Return each line of the listing below, unchanged, and omit the images.
* * *
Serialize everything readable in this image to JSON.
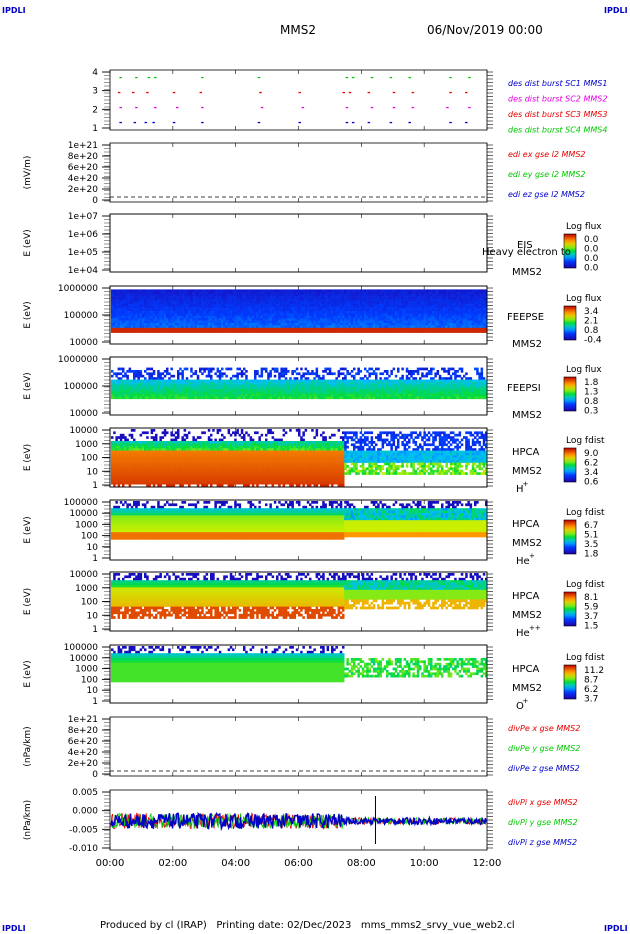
{
  "header": {
    "corner_label": "IPDLI",
    "spacecraft": "MMS2",
    "datetime": "06/Nov/2019 00:00"
  },
  "footer": {
    "produced_by": "Produced by cl (IRAP)",
    "printing_date": "Printing date: 02/Dec/2023",
    "script": "mms_mms2_srvy_vue_web2.cl"
  },
  "time_axis": {
    "ticks": [
      "00:00",
      "02:00",
      "04:00",
      "06:00",
      "08:00",
      "10:00",
      "12:00"
    ],
    "range_hours": [
      0,
      12
    ]
  },
  "colors": {
    "mms1": "#0000c8",
    "mms2": "#e600e6",
    "mms3": "#e60000",
    "mms4": "#00c800",
    "x": "#e60000",
    "y": "#00c800",
    "z": "#0000c8"
  },
  "chart_data": [
    {
      "type": "scatter",
      "id": "des_burst",
      "yticks": [
        "1",
        "2",
        "3",
        "4"
      ],
      "ylim": [
        0.5,
        4.5
      ],
      "legend": [
        {
          "label": "des dist burst SC1 MMS1",
          "color": "#0000c8"
        },
        {
          "label": "des dist burst SC2 MMS2",
          "color": "#e600e6"
        },
        {
          "label": "des dist burst SC3 MMS3",
          "color": "#e60000"
        },
        {
          "label": "des dist burst SC4 MMS4",
          "color": "#00c800"
        }
      ],
      "series": [
        {
          "sc": 1,
          "color": "#0000c8",
          "times": [
            0.3,
            0.75,
            1.1,
            1.35,
            2.0,
            2.9,
            4.7,
            6.0,
            7.5,
            7.7,
            8.2,
            8.9,
            9.5,
            10.8,
            11.3
          ]
        },
        {
          "sc": 2,
          "color": "#e600e6",
          "times": [
            0.3,
            0.8,
            1.4,
            2.1,
            2.9,
            4.8,
            6.1,
            7.5,
            8.3,
            9.0,
            9.6,
            10.7,
            11.4
          ]
        },
        {
          "sc": 3,
          "color": "#e60000",
          "times": [
            0.25,
            0.7,
            1.15,
            2.0,
            2.85,
            4.75,
            6.0,
            7.4,
            7.6,
            8.2,
            9.0,
            9.6,
            10.8,
            11.3
          ]
        },
        {
          "sc": 4,
          "color": "#00c800",
          "times": [
            0.3,
            0.8,
            1.2,
            1.4,
            2.9,
            4.7,
            7.5,
            7.7,
            8.3,
            8.9,
            9.5,
            10.8,
            11.4
          ]
        }
      ]
    },
    {
      "type": "line",
      "id": "edi",
      "ylabel": "(mV/m)",
      "yticks": [
        "0",
        "2e+20",
        "4e+20",
        "6e+20",
        "8e+20",
        "1e+21"
      ],
      "ylim": [
        0,
        1e+21
      ],
      "legend": [
        {
          "label": "edi ex gse l2 MMS2",
          "color": "#e60000"
        },
        {
          "label": "edi ey gse l2 MMS2",
          "color": "#00c800"
        },
        {
          "label": "edi ez gse l2 MMS2",
          "color": "#0000c8"
        }
      ]
    },
    {
      "type": "heatmap",
      "id": "eis",
      "ylabel": "E (eV)",
      "yticks": [
        "1e+04",
        "1e+05",
        "1e+06",
        "1e+07"
      ],
      "labels": [
        "EIS",
        "Heavy electron to",
        "MMS2"
      ],
      "colorbar": {
        "title": "Log flux",
        "ticks": [
          "0.0",
          "0.0",
          "0.0",
          "0.0"
        ]
      }
    },
    {
      "type": "heatmap",
      "id": "feepse",
      "ylabel": "E (eV)",
      "yticks": [
        "10000",
        "100000",
        "1000000"
      ],
      "labels": [
        "FEEPSE",
        "MMS2"
      ],
      "colorbar": {
        "title": "Log flux",
        "ticks": [
          "3.4",
          "2.1",
          "0.8",
          "-0.4"
        ]
      }
    },
    {
      "type": "heatmap",
      "id": "feepsi",
      "ylabel": "E (eV)",
      "yticks": [
        "10000",
        "100000",
        "1000000"
      ],
      "labels": [
        "FEEPSI",
        "MMS2"
      ],
      "colorbar": {
        "title": "Log flux",
        "ticks": [
          "1.8",
          "1.3",
          "0.8",
          "0.3"
        ]
      }
    },
    {
      "type": "heatmap",
      "id": "hpca_h",
      "ylabel": "E (eV)",
      "yticks": [
        "1",
        "10",
        "100",
        "1000",
        "10000"
      ],
      "labels": [
        "HPCA",
        "MMS2",
        "H",
        "+"
      ],
      "colorbar": {
        "title": "Log fdist",
        "ticks": [
          "9.0",
          "6.2",
          "3.4",
          "0.6"
        ]
      }
    },
    {
      "type": "heatmap",
      "id": "hpca_he",
      "ylabel": "E (eV)",
      "yticks": [
        "1",
        "10",
        "100",
        "1000",
        "10000",
        "100000"
      ],
      "labels": [
        "HPCA",
        "MMS2",
        "He",
        "+"
      ],
      "colorbar": {
        "title": "Log fdist",
        "ticks": [
          "6.7",
          "5.1",
          "3.5",
          "1.8"
        ]
      }
    },
    {
      "type": "heatmap",
      "id": "hpca_hepp",
      "ylabel": "E (eV)",
      "yticks": [
        "1",
        "10",
        "100",
        "1000",
        "10000"
      ],
      "labels": [
        "HPCA",
        "MMS2",
        "He",
        "++"
      ],
      "colorbar": {
        "title": "Log fdist",
        "ticks": [
          "8.1",
          "5.9",
          "3.7",
          "1.5"
        ]
      }
    },
    {
      "type": "heatmap",
      "id": "hpca_o",
      "ylabel": "E (eV)",
      "yticks": [
        "1",
        "10",
        "100",
        "1000",
        "10000",
        "100000"
      ],
      "labels": [
        "HPCA",
        "MMS2",
        "O",
        "+"
      ],
      "colorbar": {
        "title": "Log fdist",
        "ticks": [
          "11.2",
          "8.7",
          "6.2",
          "3.7"
        ]
      }
    },
    {
      "type": "line",
      "id": "divpe",
      "ylabel": "(nPa/km)",
      "yticks": [
        "0",
        "2e+20",
        "4e+20",
        "6e+20",
        "8e+20",
        "1e+21"
      ],
      "ylim": [
        0,
        1e+21
      ],
      "legend": [
        {
          "label": "divPe x gse MMS2",
          "color": "#e60000"
        },
        {
          "label": "divPe y gse MMS2",
          "color": "#00c800"
        },
        {
          "label": "divPe z gse MMS2",
          "color": "#0000c8"
        }
      ]
    },
    {
      "type": "line",
      "id": "divpi",
      "ylabel": "(nPa/km)",
      "yticks": [
        "-0.010",
        "-0.005",
        "0.000",
        "0.005"
      ],
      "ylim": [
        -0.0125,
        0.0075
      ],
      "legend": [
        {
          "label": "divPi x gse MMS2",
          "color": "#e60000"
        },
        {
          "label": "divPi y gse MMS2",
          "color": "#00c800"
        },
        {
          "label": "divPi z gse MMS2",
          "color": "#0000c8"
        }
      ]
    }
  ]
}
* * *
● Complete output
Serialize everything readable in this image to JSON.
{
  "header": {
    "corner_label": "IPDLI",
    "spacecraft": "MMS2",
    "datetime": "06/Nov/2019 00:00"
  },
  "footer": {
    "produced_by": "Produced by cl (IRAP)",
    "printing_date": "Printing date: 02/Dec/2023",
    "script": "mms_mms2_srvy_vue_web2.cl"
  },
  "time_axis": {
    "ticks": [
      "00:00",
      "02:00",
      "04:00",
      "06:00",
      "08:00",
      "10:00",
      "12:00"
    ],
    "range_hours": [
      0,
      12
    ]
  },
  "colors": {
    "mms1": "#0000c8",
    "mms2": "#e600e6",
    "mms3": "#e60000",
    "mms4": "#00c800",
    "x": "#e60000",
    "y": "#00c800",
    "z": "#0000c8"
  },
  "chart_data": [
    {
      "type": "scatter",
      "id": "des_burst",
      "yticks": [
        "1",
        "2",
        "3",
        "4"
      ],
      "ylim": [
        0.5,
        4.5
      ],
      "legend": [
        {
          "label": "des dist burst SC1 MMS1",
          "color": "#0000c8"
        },
        {
          "label": "des dist burst SC2 MMS2",
          "color": "#e600e6"
        },
        {
          "label": "des dist burst SC3 MMS3",
          "color": "#e60000"
        },
        {
          "label": "des dist burst SC4 MMS4",
          "color": "#00c800"
        }
      ],
      "series": [
        {
          "sc": 1,
          "color": "#0000c8",
          "times": [
            0.3,
            0.75,
            1.1,
            1.35,
            2.0,
            2.9,
            4.7,
            6.0,
            7.5,
            7.7,
            8.2,
            8.9,
            9.5,
            10.8,
            11.3
          ]
        },
        {
          "sc": 2,
          "color": "#e600e6",
          "times": [
            0.3,
            0.8,
            1.4,
            2.1,
            2.9,
            4.8,
            6.1,
            7.5,
            8.3,
            9.0,
            9.6,
            10.7,
            11.4
          ]
        },
        {
          "sc": 3,
          "color": "#e60000",
          "times": [
            0.25,
            0.7,
            1.15,
            2.0,
            2.85,
            4.75,
            6.0,
            7.4,
            7.6,
            8.2,
            9.0,
            9.6,
            10.8,
            11.3
          ]
        },
        {
          "sc": 4,
          "color": "#00c800",
          "times": [
            0.3,
            0.8,
            1.2,
            1.4,
            2.9,
            4.7,
            7.5,
            7.7,
            8.3,
            8.9,
            9.5,
            10.8,
            11.4
          ]
        }
      ]
    },
    {
      "type": "line",
      "id": "edi",
      "ylabel": "(mV/m)",
      "yticks": [
        "0",
        "2e+20",
        "4e+20",
        "6e+20",
        "8e+20",
        "1e+21"
      ],
      "ylim": [
        0,
        1e+21
      ],
      "legend": [
        {
          "label": "edi ex gse l2 MMS2",
          "color": "#e60000"
        },
        {
          "label": "edi ey gse l2 MMS2",
          "color": "#00c800"
        },
        {
          "label": "edi ez gse l2 MMS2",
          "color": "#0000c8"
        }
      ]
    },
    {
      "type": "heatmap",
      "id": "eis",
      "ylabel": "E (eV)",
      "yticks": [
        "1e+04",
        "1e+05",
        "1e+06",
        "1e+07"
      ],
      "labels": [
        "EIS",
        "Heavy electron to",
        "MMS2"
      ],
      "colorbar": {
        "title": "Log flux",
        "ticks": [
          "0.0",
          "0.0",
          "0.0",
          "0.0"
        ]
      }
    },
    {
      "type": "heatmap",
      "id": "feepse",
      "ylabel": "E (eV)",
      "yticks": [
        "10000",
        "100000",
        "1000000"
      ],
      "labels": [
        "FEEPSE",
        "MMS2"
      ],
      "colorbar": {
        "title": "Log flux",
        "ticks": [
          "3.4",
          "2.1",
          "0.8",
          "-0.4"
        ]
      }
    },
    {
      "type": "heatmap",
      "id": "feepsi",
      "ylabel": "E (eV)",
      "yticks": [
        "10000",
        "100000",
        "1000000"
      ],
      "labels": [
        "FEEPSI",
        "MMS2"
      ],
      "colorbar": {
        "title": "Log flux",
        "ticks": [
          "1.8",
          "1.3",
          "0.8",
          "0.3"
        ]
      }
    },
    {
      "type": "heatmap",
      "id": "hpca_h",
      "ylabel": "E (eV)",
      "yticks": [
        "1",
        "10",
        "100",
        "1000",
        "10000"
      ],
      "labels": [
        "HPCA",
        "MMS2",
        "H",
        "+"
      ],
      "colorbar": {
        "title": "Log fdist",
        "ticks": [
          "9.0",
          "6.2",
          "3.4",
          "0.6"
        ]
      }
    },
    {
      "type": "heatmap",
      "id": "hpca_he",
      "ylabel": "E (eV)",
      "yticks": [
        "1",
        "10",
        "100",
        "1000",
        "10000",
        "100000"
      ],
      "labels": [
        "HPCA",
        "MMS2",
        "He",
        "+"
      ],
      "colorbar": {
        "title": "Log fdist",
        "ticks": [
          "6.7",
          "5.1",
          "3.5",
          "1.8"
        ]
      }
    },
    {
      "type": "heatmap",
      "id": "hpca_hepp",
      "ylabel": "E (eV)",
      "yticks": [
        "1",
        "10",
        "100",
        "1000",
        "10000"
      ],
      "labels": [
        "HPCA",
        "MMS2",
        "He",
        "++"
      ],
      "colorbar": {
        "title": "Log fdist",
        "ticks": [
          "8.1",
          "5.9",
          "3.7",
          "1.5"
        ]
      }
    },
    {
      "type": "heatmap",
      "id": "hpca_o",
      "ylabel": "E (eV)",
      "yticks": [
        "1",
        "10",
        "100",
        "1000",
        "10000",
        "100000"
      ],
      "labels": [
        "HPCA",
        "MMS2",
        "O",
        "+"
      ],
      "colorbar": {
        "title": "Log fdist",
        "ticks": [
          "11.2",
          "8.7",
          "6.2",
          "3.7"
        ]
      }
    },
    {
      "type": "line",
      "id": "divpe",
      "ylabel": "(nPa/km)",
      "yticks": [
        "0",
        "2e+20",
        "4e+20",
        "6e+20",
        "8e+20",
        "1e+21"
      ],
      "ylim": [
        0,
        1e+21
      ],
      "legend": [
        {
          "label": "divPe x gse MMS2",
          "color": "#e60000"
        },
        {
          "label": "divPe y gse MMS2",
          "color": "#00c800"
        },
        {
          "label": "divPe z gse MMS2",
          "color": "#0000c8"
        }
      ]
    },
    {
      "type": "line",
      "id": "divpi",
      "ylabel": "(nPa/km)",
      "yticks": [
        "-0.010",
        "-0.005",
        "0.000",
        "0.005"
      ],
      "ylim": [
        -0.0125,
        0.0075
      ],
      "legend": [
        {
          "label": "divPi x gse MMS2",
          "color": "#e60000"
        },
        {
          "label": "divPi y gse MMS2",
          "color": "#00c800"
        },
        {
          "label": "divPi z gse MMS2",
          "color": "#0000c8"
        }
      ]
    }
  ]
}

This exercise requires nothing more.